(Dataset items)
==========
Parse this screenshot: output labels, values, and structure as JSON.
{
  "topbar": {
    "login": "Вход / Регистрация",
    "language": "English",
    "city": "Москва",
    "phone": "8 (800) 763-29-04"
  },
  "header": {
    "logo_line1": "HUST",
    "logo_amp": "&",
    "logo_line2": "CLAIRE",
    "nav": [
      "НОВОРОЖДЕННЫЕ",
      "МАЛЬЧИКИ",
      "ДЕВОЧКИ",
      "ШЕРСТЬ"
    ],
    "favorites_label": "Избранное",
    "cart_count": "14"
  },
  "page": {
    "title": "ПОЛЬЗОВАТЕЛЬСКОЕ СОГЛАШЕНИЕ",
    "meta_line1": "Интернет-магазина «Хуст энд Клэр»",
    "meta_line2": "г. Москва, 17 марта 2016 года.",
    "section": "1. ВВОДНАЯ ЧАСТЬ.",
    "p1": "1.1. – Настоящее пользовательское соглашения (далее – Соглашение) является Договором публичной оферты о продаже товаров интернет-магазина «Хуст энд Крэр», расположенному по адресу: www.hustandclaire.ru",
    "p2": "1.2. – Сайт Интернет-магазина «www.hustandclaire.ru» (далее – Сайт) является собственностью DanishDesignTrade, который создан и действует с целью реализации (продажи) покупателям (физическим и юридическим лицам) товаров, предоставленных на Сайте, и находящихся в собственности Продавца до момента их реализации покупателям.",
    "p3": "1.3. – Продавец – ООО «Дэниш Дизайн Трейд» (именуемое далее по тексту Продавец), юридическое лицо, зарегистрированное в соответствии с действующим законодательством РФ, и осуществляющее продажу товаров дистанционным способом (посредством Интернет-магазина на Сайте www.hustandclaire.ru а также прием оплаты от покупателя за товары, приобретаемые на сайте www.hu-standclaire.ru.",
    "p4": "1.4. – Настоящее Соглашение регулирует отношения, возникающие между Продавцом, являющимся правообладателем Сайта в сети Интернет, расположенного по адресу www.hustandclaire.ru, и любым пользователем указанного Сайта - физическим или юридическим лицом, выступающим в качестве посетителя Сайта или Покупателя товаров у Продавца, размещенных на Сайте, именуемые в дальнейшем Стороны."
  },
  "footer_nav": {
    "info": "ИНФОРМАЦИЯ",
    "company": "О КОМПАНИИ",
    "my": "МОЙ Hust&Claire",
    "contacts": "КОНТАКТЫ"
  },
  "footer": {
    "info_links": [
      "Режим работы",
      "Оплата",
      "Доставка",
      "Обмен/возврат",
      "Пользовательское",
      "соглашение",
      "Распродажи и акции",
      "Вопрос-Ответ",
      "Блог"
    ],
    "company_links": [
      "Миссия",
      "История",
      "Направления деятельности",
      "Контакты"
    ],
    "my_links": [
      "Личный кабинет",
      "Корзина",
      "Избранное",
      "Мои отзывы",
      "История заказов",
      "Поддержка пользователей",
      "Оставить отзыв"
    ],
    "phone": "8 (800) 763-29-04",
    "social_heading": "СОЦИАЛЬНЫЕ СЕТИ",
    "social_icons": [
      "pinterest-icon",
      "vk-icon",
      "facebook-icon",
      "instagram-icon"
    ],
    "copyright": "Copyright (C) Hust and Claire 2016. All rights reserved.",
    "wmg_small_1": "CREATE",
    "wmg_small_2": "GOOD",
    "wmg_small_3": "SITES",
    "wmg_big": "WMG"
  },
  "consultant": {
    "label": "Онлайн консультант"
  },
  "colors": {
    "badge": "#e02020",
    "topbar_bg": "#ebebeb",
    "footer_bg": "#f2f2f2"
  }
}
==========
(The task) Can you restate every record above word for word?

(Exercise solution)
Parse this screenshot: output labels, values, and structure as JSON.
{
  "topbar": {
    "login": "Вход / Регистрация",
    "language": "English",
    "city": "Москва",
    "phone": "8 (800) 763-29-04"
  },
  "header": {
    "logo_line1": "HUST",
    "logo_amp": "&",
    "logo_line2": "CLAIRE",
    "nav": [
      "НОВОРОЖДЕННЫЕ",
      "МАЛЬЧИКИ",
      "ДЕВОЧКИ",
      "ШЕРСТЬ"
    ],
    "favorites_label": "Избранное",
    "cart_count": "14"
  },
  "page": {
    "title": "ПОЛЬЗОВАТЕЛЬСКОЕ СОГЛАШЕНИЕ",
    "meta_line1": "Интернет-магазина «Хуст энд Клэр»",
    "meta_line2": "г. Москва, 17 марта 2016 года.",
    "section": "1. ВВОДНАЯ ЧАСТЬ.",
    "p1": "1.1. – Настоящее пользовательское соглашения (далее – Соглашение) является Договором публичной оферты о продаже товаров интернет-магазина «Хуст энд Крэр», расположенному по адресу: www.hustandclaire.ru",
    "p2": "1.2. – Сайт Интернет-магазина «www.hustandclaire.ru» (далее – Сайт) является собственностью DanishDesignTrade, который создан и действует с целью реализации (продажи) покупателям (физическим и юридическим лицам) товаров, предоставленных на Сайте, и находящихся в собственности Продавца до момента их реализации покупателям.",
    "p3": "1.3. – Продавец – ООО «Дэниш Дизайн Трейд» (именуемое далее по тексту Продавец), юридическое лицо, зарегистрированное в соответствии с действующим законодательством РФ, и осуществляющее продажу товаров дистанционным способом (посредством Интернет-магазина на Сайте www.hustandclaire.ru а также прием оплаты от покупателя за товары, приобретаемые на сайте www.hu-standclaire.ru.",
    "p4": "1.4. – Настоящее Соглашение регулирует отношения, возникающие между Продавцом, являющимся правообладателем Сайта в сети Интернет, расположенного по адресу www.hustandclaire.ru, и любым пользователем указанного Сайта - физическим или юридическим лицом, выступающим в качестве посетителя Сайта или Покупателя товаров у Продавца, размещенных на Сайте, именуемые в дальнейшем Стороны."
  },
  "footer_nav": {
    "info": "ИНФОРМАЦИЯ",
    "company": "О КОМПАНИИ",
    "my": "МОЙ Hust&Claire",
    "contacts": "КОНТАКТЫ"
  },
  "footer": {
    "info_links": [
      "Режим работы",
      "Оплата",
      "Доставка",
      "Обмен/возврат",
      "Пользовательское",
      "соглашение",
      "Распродажи и акции",
      "Вопрос-Ответ",
      "Блог"
    ],
    "company_links": [
      "Миссия",
      "История",
      "Направления деятельности",
      "Контакты"
    ],
    "my_links": [
      "Личный кабинет",
      "Корзина",
      "Избранное",
      "Мои отзывы",
      "История заказов",
      "Поддержка пользователей",
      "Оставить отзыв"
    ],
    "phone": "8 (800) 763-29-04",
    "social_heading": "СОЦИАЛЬНЫЕ СЕТИ",
    "social_icons": [
      "pinterest-icon",
      "vk-icon",
      "facebook-icon",
      "instagram-icon"
    ],
    "copyright": "Copyright (C) Hust and Claire 2016. All rights reserved.",
    "wmg_small_1": "CREATE",
    "wmg_small_2": "GOOD",
    "wmg_small_3": "SITES",
    "wmg_big": "WMG"
  },
  "consultant": {
    "label": "Онлайн консультант"
  },
  "colors": {
    "badge": "#e02020",
    "topbar_bg": "#ebebeb",
    "footer_bg": "#f2f2f2"
  }
}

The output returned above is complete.